Task details: Copy every line that mentions the word "realidad".

Records from a collection:
Begin
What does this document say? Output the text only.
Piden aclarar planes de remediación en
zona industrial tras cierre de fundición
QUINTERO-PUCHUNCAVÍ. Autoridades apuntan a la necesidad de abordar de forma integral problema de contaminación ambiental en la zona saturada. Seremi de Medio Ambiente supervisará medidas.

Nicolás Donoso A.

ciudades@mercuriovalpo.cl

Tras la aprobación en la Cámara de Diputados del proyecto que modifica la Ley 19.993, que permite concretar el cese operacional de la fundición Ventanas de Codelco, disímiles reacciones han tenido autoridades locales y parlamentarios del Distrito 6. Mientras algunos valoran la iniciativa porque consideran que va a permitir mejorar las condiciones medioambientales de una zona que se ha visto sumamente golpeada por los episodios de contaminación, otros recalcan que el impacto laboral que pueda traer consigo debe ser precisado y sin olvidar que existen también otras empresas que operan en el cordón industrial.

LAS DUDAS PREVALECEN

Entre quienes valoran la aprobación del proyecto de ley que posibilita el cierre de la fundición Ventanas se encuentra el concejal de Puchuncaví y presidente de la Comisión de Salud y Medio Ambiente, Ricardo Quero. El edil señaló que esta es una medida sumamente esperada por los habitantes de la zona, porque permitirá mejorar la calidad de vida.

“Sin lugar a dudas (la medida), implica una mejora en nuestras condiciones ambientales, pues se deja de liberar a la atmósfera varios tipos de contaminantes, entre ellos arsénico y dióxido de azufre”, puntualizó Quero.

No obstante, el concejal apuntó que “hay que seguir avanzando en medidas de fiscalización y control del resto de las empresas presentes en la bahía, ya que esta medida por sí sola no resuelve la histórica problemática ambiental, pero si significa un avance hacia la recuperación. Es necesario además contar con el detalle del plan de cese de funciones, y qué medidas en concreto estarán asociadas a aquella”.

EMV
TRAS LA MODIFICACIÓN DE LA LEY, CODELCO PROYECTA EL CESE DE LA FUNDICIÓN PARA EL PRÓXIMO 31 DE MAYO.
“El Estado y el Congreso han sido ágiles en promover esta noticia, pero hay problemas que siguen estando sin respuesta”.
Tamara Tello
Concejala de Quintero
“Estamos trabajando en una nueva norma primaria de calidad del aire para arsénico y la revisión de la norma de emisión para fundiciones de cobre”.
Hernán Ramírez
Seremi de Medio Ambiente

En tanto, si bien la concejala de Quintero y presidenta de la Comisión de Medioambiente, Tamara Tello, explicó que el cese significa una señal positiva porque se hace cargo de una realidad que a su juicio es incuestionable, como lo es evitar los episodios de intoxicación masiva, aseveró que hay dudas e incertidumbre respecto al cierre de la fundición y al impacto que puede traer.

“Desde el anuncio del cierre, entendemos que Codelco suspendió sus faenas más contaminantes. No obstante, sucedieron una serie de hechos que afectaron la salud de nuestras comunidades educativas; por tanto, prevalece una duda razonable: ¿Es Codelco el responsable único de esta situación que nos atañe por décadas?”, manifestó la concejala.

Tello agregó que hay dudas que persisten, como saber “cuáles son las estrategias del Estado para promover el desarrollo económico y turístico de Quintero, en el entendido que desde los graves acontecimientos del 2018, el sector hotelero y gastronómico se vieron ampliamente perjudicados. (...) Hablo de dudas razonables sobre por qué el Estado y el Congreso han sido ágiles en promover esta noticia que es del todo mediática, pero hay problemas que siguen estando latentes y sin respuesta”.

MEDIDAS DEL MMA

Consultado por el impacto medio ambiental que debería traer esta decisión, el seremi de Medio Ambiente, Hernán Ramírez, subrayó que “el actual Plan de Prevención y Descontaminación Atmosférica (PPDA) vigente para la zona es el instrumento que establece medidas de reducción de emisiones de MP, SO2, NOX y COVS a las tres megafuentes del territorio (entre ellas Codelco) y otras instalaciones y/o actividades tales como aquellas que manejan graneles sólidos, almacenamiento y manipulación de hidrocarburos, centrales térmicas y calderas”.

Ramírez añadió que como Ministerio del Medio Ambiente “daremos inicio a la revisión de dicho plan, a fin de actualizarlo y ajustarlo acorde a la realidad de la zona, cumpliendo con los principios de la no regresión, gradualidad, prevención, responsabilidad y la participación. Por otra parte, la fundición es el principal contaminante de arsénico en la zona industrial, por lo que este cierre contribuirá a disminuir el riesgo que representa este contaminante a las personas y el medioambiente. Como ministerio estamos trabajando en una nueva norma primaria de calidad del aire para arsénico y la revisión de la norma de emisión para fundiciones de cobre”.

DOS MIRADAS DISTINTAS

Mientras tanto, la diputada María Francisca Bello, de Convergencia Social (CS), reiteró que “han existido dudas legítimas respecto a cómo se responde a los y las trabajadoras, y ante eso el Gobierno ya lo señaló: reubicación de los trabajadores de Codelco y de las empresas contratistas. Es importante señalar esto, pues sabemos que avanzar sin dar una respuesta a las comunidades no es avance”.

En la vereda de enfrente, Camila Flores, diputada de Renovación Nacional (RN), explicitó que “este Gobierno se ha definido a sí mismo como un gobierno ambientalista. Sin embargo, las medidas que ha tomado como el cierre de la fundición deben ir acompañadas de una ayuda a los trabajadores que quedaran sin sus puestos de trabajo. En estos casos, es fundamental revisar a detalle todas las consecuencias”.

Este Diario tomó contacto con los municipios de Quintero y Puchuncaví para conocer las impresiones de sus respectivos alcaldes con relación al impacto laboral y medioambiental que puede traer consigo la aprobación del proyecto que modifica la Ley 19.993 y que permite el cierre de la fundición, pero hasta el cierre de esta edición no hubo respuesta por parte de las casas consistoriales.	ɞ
End
Begin
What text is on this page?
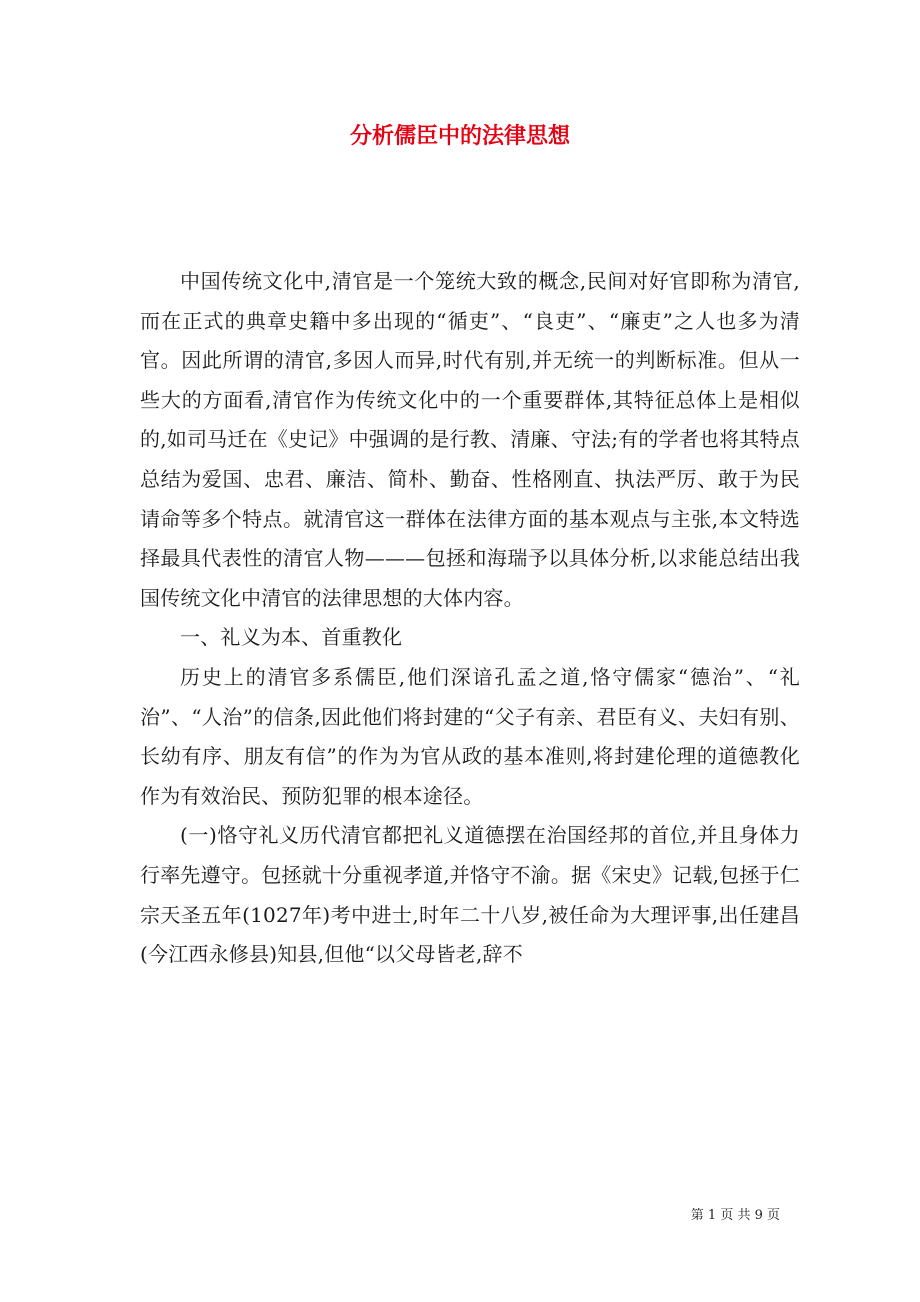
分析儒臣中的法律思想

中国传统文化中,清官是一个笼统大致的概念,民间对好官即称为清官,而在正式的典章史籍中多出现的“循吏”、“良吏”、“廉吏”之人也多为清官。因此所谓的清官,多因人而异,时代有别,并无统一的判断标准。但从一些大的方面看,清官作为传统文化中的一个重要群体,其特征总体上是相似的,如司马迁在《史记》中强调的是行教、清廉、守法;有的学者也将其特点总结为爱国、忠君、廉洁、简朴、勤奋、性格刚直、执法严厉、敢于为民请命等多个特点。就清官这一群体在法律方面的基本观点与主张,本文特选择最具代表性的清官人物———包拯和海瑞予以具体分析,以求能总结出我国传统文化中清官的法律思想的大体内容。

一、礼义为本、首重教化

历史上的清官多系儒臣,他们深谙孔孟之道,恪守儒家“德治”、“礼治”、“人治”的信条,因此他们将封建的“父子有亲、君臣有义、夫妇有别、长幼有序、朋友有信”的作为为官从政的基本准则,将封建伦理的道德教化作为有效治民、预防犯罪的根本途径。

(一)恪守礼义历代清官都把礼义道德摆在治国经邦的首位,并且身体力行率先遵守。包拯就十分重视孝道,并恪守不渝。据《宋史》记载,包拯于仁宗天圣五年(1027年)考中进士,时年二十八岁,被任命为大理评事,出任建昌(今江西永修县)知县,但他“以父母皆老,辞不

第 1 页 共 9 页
End
Correct response:
En tanto, si bien la concejala de Quintero y presidenta de la Comisión de Medioambiente, Tamara Tello, explicó que el cese significa una señal positiva porque se hace cargo de una realidad que a su juicio es incuestionable, como lo es evitar los episodios de intoxicación masiva, aseveró que hay dudas e incertidumbre respecto al cierre de la fundición y al impacto que puede traer.
Ramírez añadió que como Ministerio del Medio Ambiente “daremos inicio a la revisión de dicho plan, a fin de actualizarlo y ajustarlo acorde a la realidad de la zona, cumpliendo con los principios de la no regresión, gradualidad, prevención, responsabilidad y la participación. Por otra parte, la fundición es el principal contaminante de arsénico en la zona industrial, por lo que este cierre contribuirá a disminuir el riesgo que representa este contaminante a las personas y el medioambiente. Como ministerio estamos trabajando en una nueva norma primaria de calidad del aire para arsénico y la revisión de la norma de emisión para fundiciones de cobre”.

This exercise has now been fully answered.